** Start DATA SUPPLIED **

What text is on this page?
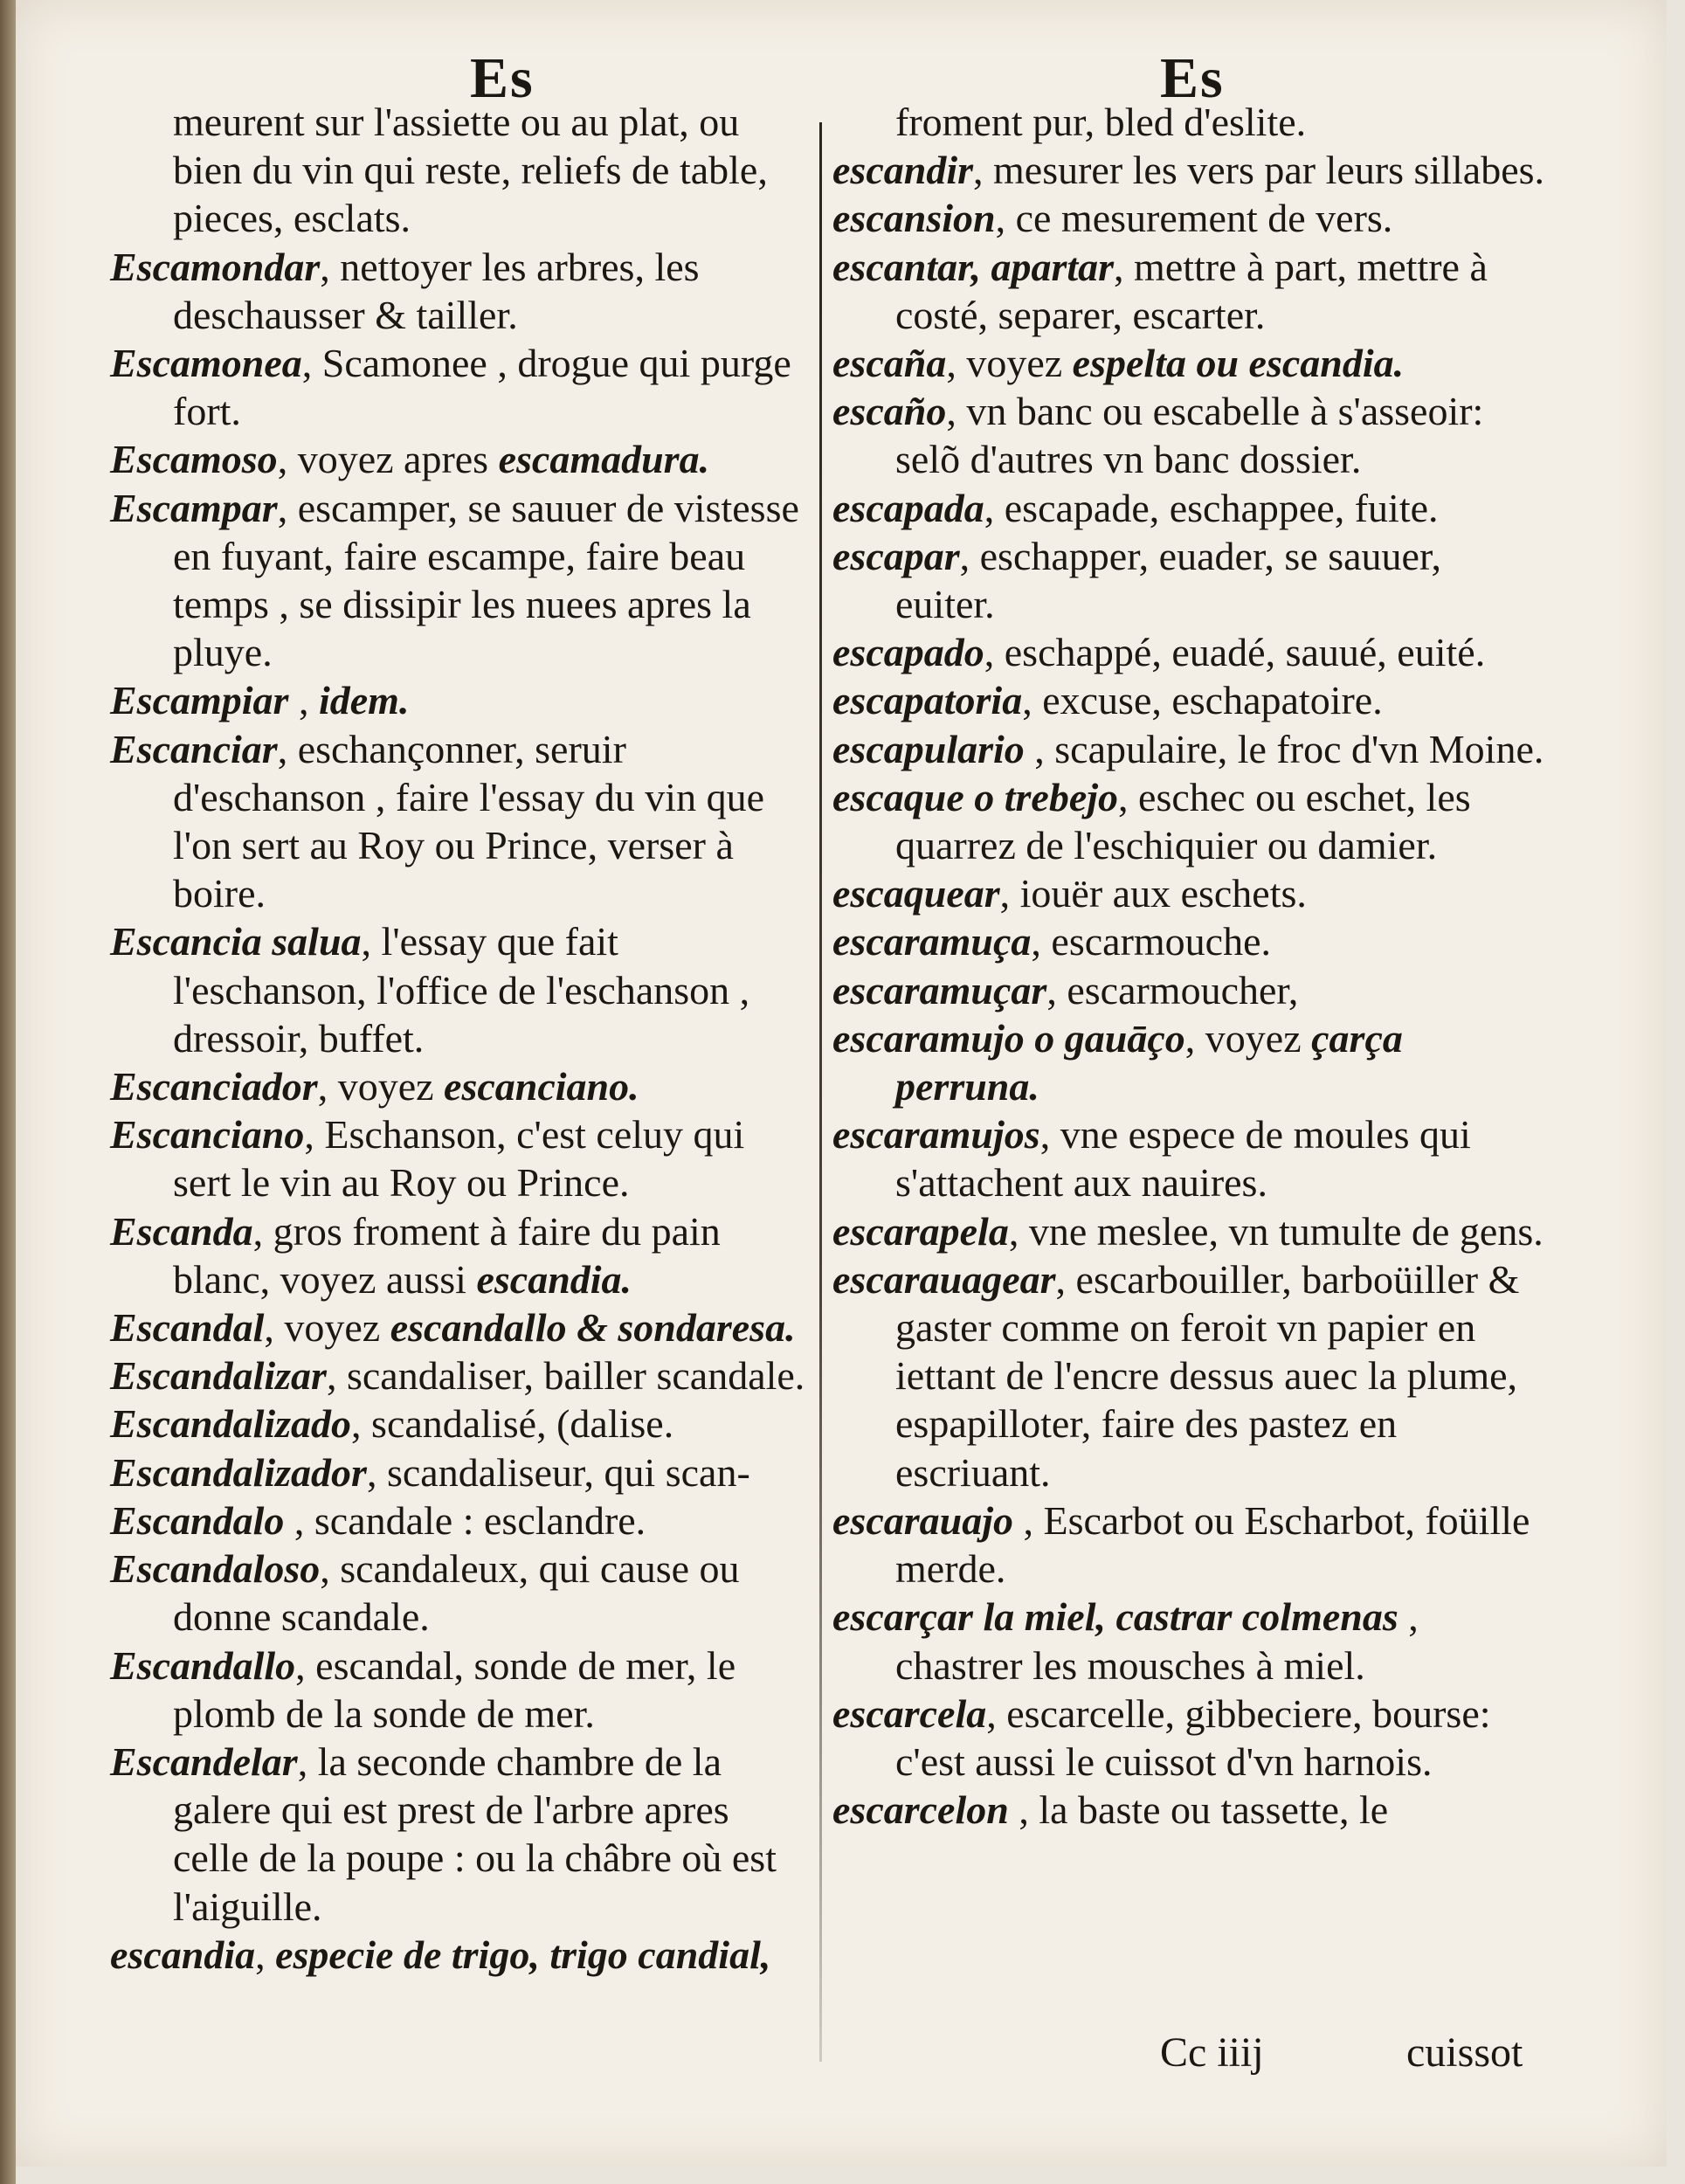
Es	Es

meurent sur l'assiette ou au plat, ou bien du vin qui reste, reliefs de table, pieces, esclats.

Escamondar, nettoyer les arbres, les deschausser & tailler.

Escamonea, Scamonee , drogue qui purge fort.

Escamoso, voyez apres escamadura.

Escampar, escamper, se sauuer de vistesse en fuyant, faire escampe, faire beau temps , se dissipir les nuees apres la pluye.

Escampiar , idem.

Escanciar, eschançonner, seruir d'eschanson , faire l'essay du vin que l'on sert au Roy ou Prince, verser à boire.

Escancia salua, l'essay que fait l'eschanson, l'office de l'eschanson , dressoir, buffet.

Escanciador, voyez escanciano.

Escanciano, Eschanson, c'est celuy qui sert le vin au Roy ou Prince.

Escanda, gros froment à faire du pain blanc, voyez aussi escandia.

Escandal, voyez escandallo & sondaresa.

Escandalizar, scandaliser, bailler scandale.

Escandalizado, scandalisé, (dalise.

Escandalizador, scandaliseur, qui scan-

Escandalo , scandale : esclandre.

Escandaloso, scandaleux, qui cause ou donne scandale.

Escandallo, escandal, sonde de mer, le plomb de la sonde de mer.

Escandelar, la seconde chambre de la galere qui est prest de l'arbre apres celle de la poupe : ou la châbre où est l'aiguille.

escandia, especie de trigo, trigo candial,

froment pur, bled d'eslite.

escandir, mesurer les vers par leurs sillabes.

escansion, ce mesurement de vers.

escantar, apartar, mettre à part, mettre à costé, separer, escarter.

escaña, voyez espelta ou escandia.

escaño, vn banc ou escabelle à s'asseoir: selõ d'autres vn banc dossier.

escapada, escapade, eschappee, fuite.

escapar, eschapper, euader, se sauuer, euiter.

escapado, eschappé, euadé, sauué, euité.

escapatoria, excuse, eschapatoire.

escapulario , scapulaire, le froc d'vn Moine.

escaque o trebejo, eschec ou eschet, les quarrez de l'eschiquier ou damier.

escaquear, iouër aux eschets.

escaramuça, escarmouche.

escaramuçar, escarmoucher,

escaramujo o gauāço, voyez çarça perruna.

escaramujos, vne espece de moules qui s'attachent aux nauires.

escarapela, vne meslee, vn tumulte de gens.

escarauagear, escarbouiller, barboüiller & gaster comme on feroit vn papier en iettant de l'encre dessus auec la plume, espapilloter, faire des pastez en escriuant.

escarauajo , Escarbot ou Escharbot, foüille merde.

escarçar la miel, castrar colmenas , chastrer les mousches à miel.

escarcela, escarcelle, gibbeciere, bourse: c'est aussi le cuissot d'vn harnois.

escarcelon , la baste ou tassette, le

Cc iiij	cuissot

** End DATA SUPPLIED **

* INSTRUCTIONS TO FOLLOW: Transcribe all entries above exactly. Drop the pictures.

* FINISHED TASK:
What text is on this page?
Es	Es

meurent sur l'assiette ou au plat, ou bien du vin qui reste, reliefs de table, pieces, esclats.

Escamondar, nettoyer les arbres, les deschausser & tailler.

Escamonea, Scamonee , drogue qui purge fort.

Escamoso, voyez apres escamadura.

Escampar, escamper, se sauuer de vistesse en fuyant, faire escampe, faire beau temps , se dissipir les nuees apres la pluye.

Escampiar , idem.

Escanciar, eschançonner, seruir d'eschanson , faire l'essay du vin que l'on sert au Roy ou Prince, verser à boire.

Escancia salua, l'essay que fait l'eschanson, l'office de l'eschanson , dressoir, buffet.

Escanciador, voyez escanciano.

Escanciano, Eschanson, c'est celuy qui sert le vin au Roy ou Prince.

Escanda, gros froment à faire du pain blanc, voyez aussi escandia.

Escandal, voyez escandallo & sondaresa.

Escandalizar, scandaliser, bailler scandale.

Escandalizado, scandalisé, (dalise.

Escandalizador, scandaliseur, qui scan-

Escandalo , scandale : esclandre.

Escandaloso, scandaleux, qui cause ou donne scandale.

Escandallo, escandal, sonde de mer, le plomb de la sonde de mer.

Escandelar, la seconde chambre de la galere qui est prest de l'arbre apres celle de la poupe : ou la châbre où est l'aiguille.

escandia, especie de trigo, trigo candial,

froment pur, bled d'eslite.

escandir, mesurer les vers par leurs sillabes.

escansion, ce mesurement de vers.

escantar, apartar, mettre à part, mettre à costé, separer, escarter.

escaña, voyez espelta ou escandia.

escaño, vn banc ou escabelle à s'asseoir: selõ d'autres vn banc dossier.

escapada, escapade, eschappee, fuite.

escapar, eschapper, euader, se sauuer, euiter.

escapado, eschappé, euadé, sauué, euité.

escapatoria, excuse, eschapatoire.

escapulario , scapulaire, le froc d'vn Moine.

escaque o trebejo, eschec ou eschet, les quarrez de l'eschiquier ou damier.

escaquear, iouër aux eschets.

escaramuça, escarmouche.

escaramuçar, escarmoucher,

escaramujo o gauāço, voyez çarça perruna.

escaramujos, vne espece de moules qui s'attachent aux nauires.

escarapela, vne meslee, vn tumulte de gens.

escarauagear, escarbouiller, barboüiller & gaster comme on feroit vn papier en iettant de l'encre dessus auec la plume, espapilloter, faire des pastez en escriuant.

escarauajo , Escarbot ou Escharbot, foüille merde.

escarçar la miel, castrar colmenas , chastrer les mousches à miel.

escarcela, escarcelle, gibbeciere, bourse: c'est aussi le cuissot d'vn harnois.

escarcelon , la baste ou tassette, le

Cc iiij	cuissot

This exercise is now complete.